**Dataset records:**

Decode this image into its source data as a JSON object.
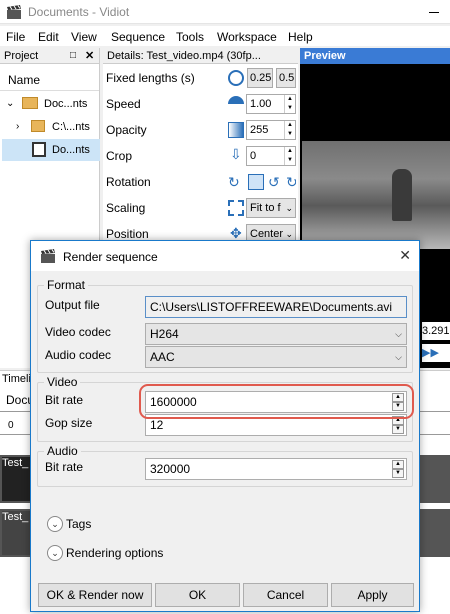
{
  "window": {
    "title": "Documents - Vidiot"
  },
  "menu": [
    "File",
    "Edit",
    "View",
    "Sequence",
    "Tools",
    "Workspace",
    "Help"
  ],
  "project": {
    "title": "Project",
    "column": "Name",
    "items": [
      "Doc...nts",
      "C:\\...nts",
      "Do...nts"
    ]
  },
  "details": {
    "title": "Details: Test_video.mp4 (30fp...",
    "rows": [
      {
        "label": "Fixed lengths (s)",
        "values": [
          "0.25",
          "0.5"
        ]
      },
      {
        "label": "Speed",
        "value": "1.00"
      },
      {
        "label": "Opacity",
        "value": "255"
      },
      {
        "label": "Crop",
        "value": "0"
      },
      {
        "label": "Rotation"
      },
      {
        "label": "Scaling",
        "value": "Fit to f"
      },
      {
        "label": "Position",
        "value": "Center"
      }
    ]
  },
  "preview": {
    "title": "Preview",
    "time_partial": "3.291"
  },
  "timeline": {
    "tab_partial": "Timelin",
    "seq_partial": "Docu",
    "ruler_zero": "0",
    "clips": [
      "Test_",
      "Test_"
    ]
  },
  "dialog": {
    "title": "Render sequence",
    "format": {
      "group": "Format",
      "output_label": "Output file",
      "output_value": "C:\\Users\\LISTOFFREEWARE\\Documents.avi",
      "vcodec_label": "Video codec",
      "vcodec_value": "H264",
      "acodec_label": "Audio codec",
      "acodec_value": "AAC"
    },
    "video": {
      "group": "Video",
      "bitrate_label": "Bit rate",
      "bitrate_value": "1600000",
      "gop_label": "Gop size",
      "gop_value": "12"
    },
    "audio": {
      "group": "Audio",
      "bitrate_label": "Bit rate",
      "bitrate_value": "320000"
    },
    "tags_label": "Tags",
    "rendering_label": "Rendering options",
    "buttons": {
      "render": "OK & Render now",
      "ok": "OK",
      "cancel": "Cancel",
      "apply": "Apply"
    }
  },
  "colors": {
    "accent": "#1979ca",
    "highlight": "#e05a4e",
    "preview_header": "#3a7bd5"
  }
}
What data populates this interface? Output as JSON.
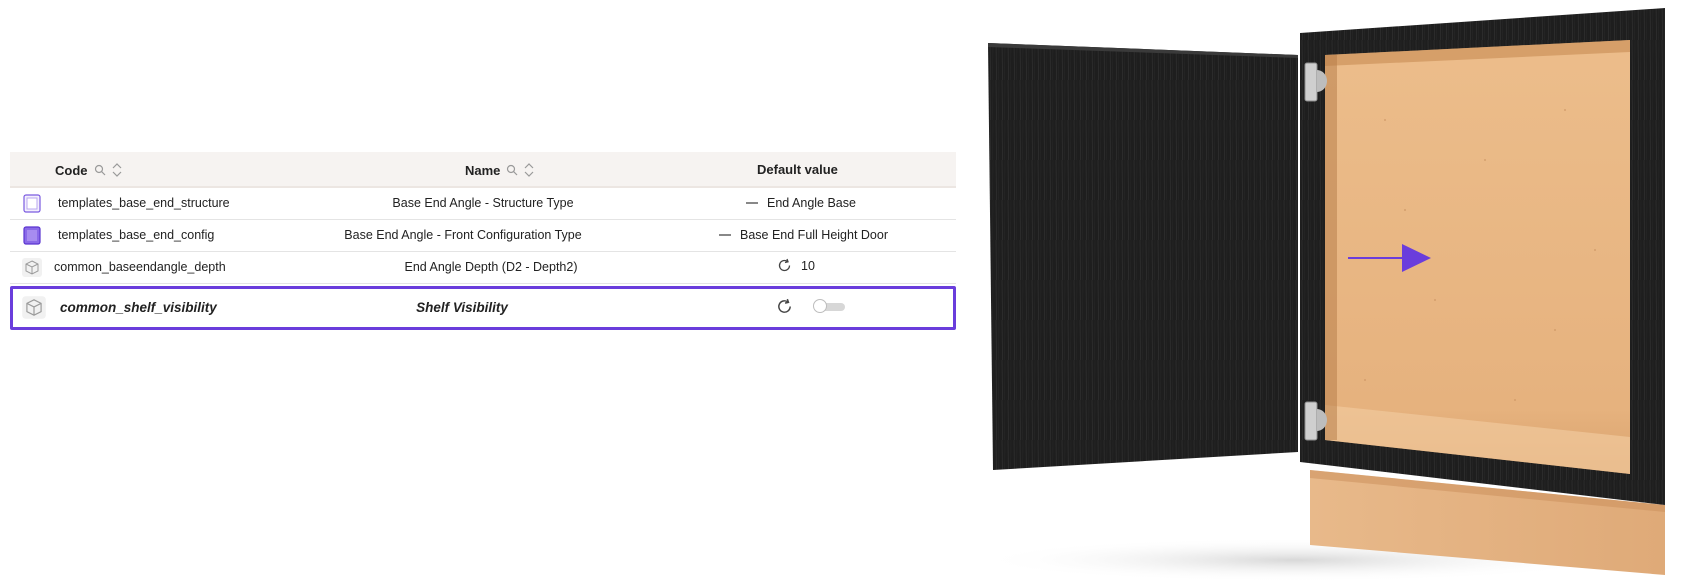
{
  "table": {
    "columns": {
      "code": "Code",
      "name": "Name",
      "default_value": "Default value"
    },
    "rows": [
      {
        "code": "templates_base_end_structure",
        "name": "Base End Angle - Structure Type",
        "default_value": "End Angle Base",
        "icon": "template-outline-icon",
        "default_icon": "dash-icon"
      },
      {
        "code": "templates_base_end_config",
        "name": "Base End Angle - Front Configuration Type",
        "default_value": "Base End Full Height Door",
        "icon": "template-filled-icon",
        "default_icon": "dash-icon"
      },
      {
        "code": "common_baseendangle_depth",
        "name": "End Angle Depth (D2 - Depth2)",
        "default_value": "10",
        "icon": "cube-icon",
        "default_icon": "refresh-icon"
      },
      {
        "code": "common_shelf_visibility",
        "name": "Shelf Visibility",
        "default_value": "off",
        "icon": "cube-icon",
        "default_icon": "refresh-icon",
        "highlighted": true
      }
    ]
  },
  "colors": {
    "accent": "#6a3ddc",
    "header_bg": "#f6f3f1",
    "door": "#1f1f1f",
    "panel": "#e8b784"
  }
}
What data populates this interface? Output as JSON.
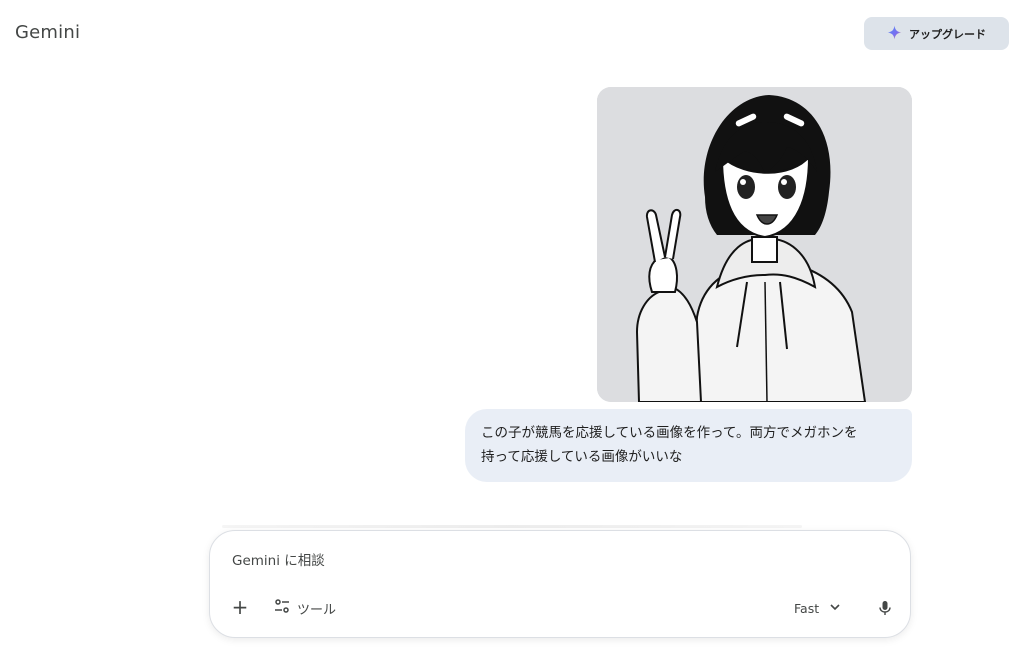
{
  "header": {
    "app_title": "Gemini",
    "upgrade_label": "アップグレード",
    "upgrade_icon": "sparkle-icon"
  },
  "conversation": {
    "image": {
      "icon": "generated-image",
      "alt": "user uploaded image"
    },
    "user_message": {
      "line1": "この子が競馬を応援している画像を作って。両方でメガホンを",
      "line2": "持って応援している画像がいいな"
    }
  },
  "composer": {
    "placeholder": "Gemini に相談",
    "value": "",
    "add_icon": "plus-icon",
    "tools_label": "ツール",
    "tools_icon": "tune-icon",
    "model_label": "Fast",
    "model_icon": "chevron-down-icon",
    "mic_icon": "microphone-icon"
  },
  "colors": {
    "background": "#ffffff",
    "user_bubble": "#e9eef6",
    "upgrade_button": "#dde3ea",
    "image_background": "#dcdde0",
    "text_secondary": "#444746"
  }
}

**Exercise goal:** Quote every line word for word and keep the images out of the copy.

**Written reply:**
Decode this image into its source data as a JSON object.
{
  "window": {
    "title": "Documents - Vidiot"
  },
  "menu": [
    "File",
    "Edit",
    "View",
    "Sequence",
    "Tools",
    "Workspace",
    "Help"
  ],
  "project": {
    "title": "Project",
    "column": "Name",
    "items": [
      "Doc...nts",
      "C:\\...nts",
      "Do...nts"
    ]
  },
  "details": {
    "title": "Details: Test_video.mp4 (30fp...",
    "rows": [
      {
        "label": "Fixed lengths (s)",
        "values": [
          "0.25",
          "0.5"
        ]
      },
      {
        "label": "Speed",
        "value": "1.00"
      },
      {
        "label": "Opacity",
        "value": "255"
      },
      {
        "label": "Crop",
        "value": "0"
      },
      {
        "label": "Rotation"
      },
      {
        "label": "Scaling",
        "value": "Fit to f"
      },
      {
        "label": "Position",
        "value": "Center"
      }
    ]
  },
  "preview": {
    "title": "Preview",
    "time_partial": "3.291"
  },
  "timeline": {
    "tab_partial": "Timelin",
    "seq_partial": "Docu",
    "ruler_zero": "0",
    "clips": [
      "Test_",
      "Test_"
    ]
  },
  "dialog": {
    "title": "Render sequence",
    "format": {
      "group": "Format",
      "output_label": "Output file",
      "output_value": "C:\\Users\\LISTOFFREEWARE\\Documents.avi",
      "vcodec_label": "Video codec",
      "vcodec_value": "H264",
      "acodec_label": "Audio codec",
      "acodec_value": "AAC"
    },
    "video": {
      "group": "Video",
      "bitrate_label": "Bit rate",
      "bitrate_value": "1600000",
      "gop_label": "Gop size",
      "gop_value": "12"
    },
    "audio": {
      "group": "Audio",
      "bitrate_label": "Bit rate",
      "bitrate_value": "320000"
    },
    "tags_label": "Tags",
    "rendering_label": "Rendering options",
    "buttons": {
      "render": "OK & Render now",
      "ok": "OK",
      "cancel": "Cancel",
      "apply": "Apply"
    }
  },
  "colors": {
    "accent": "#1979ca",
    "highlight": "#e05a4e",
    "preview_header": "#3a7bd5"
  }
}
What data populates this interface? Output as JSON.
{
  "table": {
    "columns": {
      "code": "Code",
      "name": "Name",
      "default_value": "Default value"
    },
    "rows": [
      {
        "code": "templates_base_end_structure",
        "name": "Base End Angle - Structure Type",
        "default_value": "End Angle Base",
        "icon": "template-outline-icon",
        "default_icon": "dash-icon"
      },
      {
        "code": "templates_base_end_config",
        "name": "Base End Angle - Front Configuration Type",
        "default_value": "Base End Full Height Door",
        "icon": "template-filled-icon",
        "default_icon": "dash-icon"
      },
      {
        "code": "common_baseendangle_depth",
        "name": "End Angle Depth (D2 - Depth2)",
        "default_value": "10",
        "icon": "cube-icon",
        "default_icon": "refresh-icon"
      },
      {
        "code": "common_shelf_visibility",
        "name": "Shelf Visibility",
        "default_value": "off",
        "icon": "cube-icon",
        "default_icon": "refresh-icon",
        "highlighted": true
      }
    ]
  },
  "colors": {
    "accent": "#6a3ddc",
    "header_bg": "#f6f3f1",
    "door": "#1f1f1f",
    "panel": "#e8b784"
  }
}
What data populates this interface? Output as JSON.
{
  "header": {
    "app_title": "Gemini",
    "upgrade_label": "アップグレード",
    "upgrade_icon": "sparkle-icon"
  },
  "conversation": {
    "image": {
      "icon": "generated-image",
      "alt": "user uploaded image"
    },
    "user_message": {
      "line1": "この子が競馬を応援している画像を作って。両方でメガホンを",
      "line2": "持って応援している画像がいいな"
    }
  },
  "composer": {
    "placeholder": "Gemini に相談",
    "value": "",
    "add_icon": "plus-icon",
    "tools_label": "ツール",
    "tools_icon": "tune-icon",
    "model_label": "Fast",
    "model_icon": "chevron-down-icon",
    "mic_icon": "microphone-icon"
  },
  "colors": {
    "background": "#ffffff",
    "user_bubble": "#e9eef6",
    "upgrade_button": "#dde3ea",
    "image_background": "#dcdde0",
    "text_secondary": "#444746"
  }
}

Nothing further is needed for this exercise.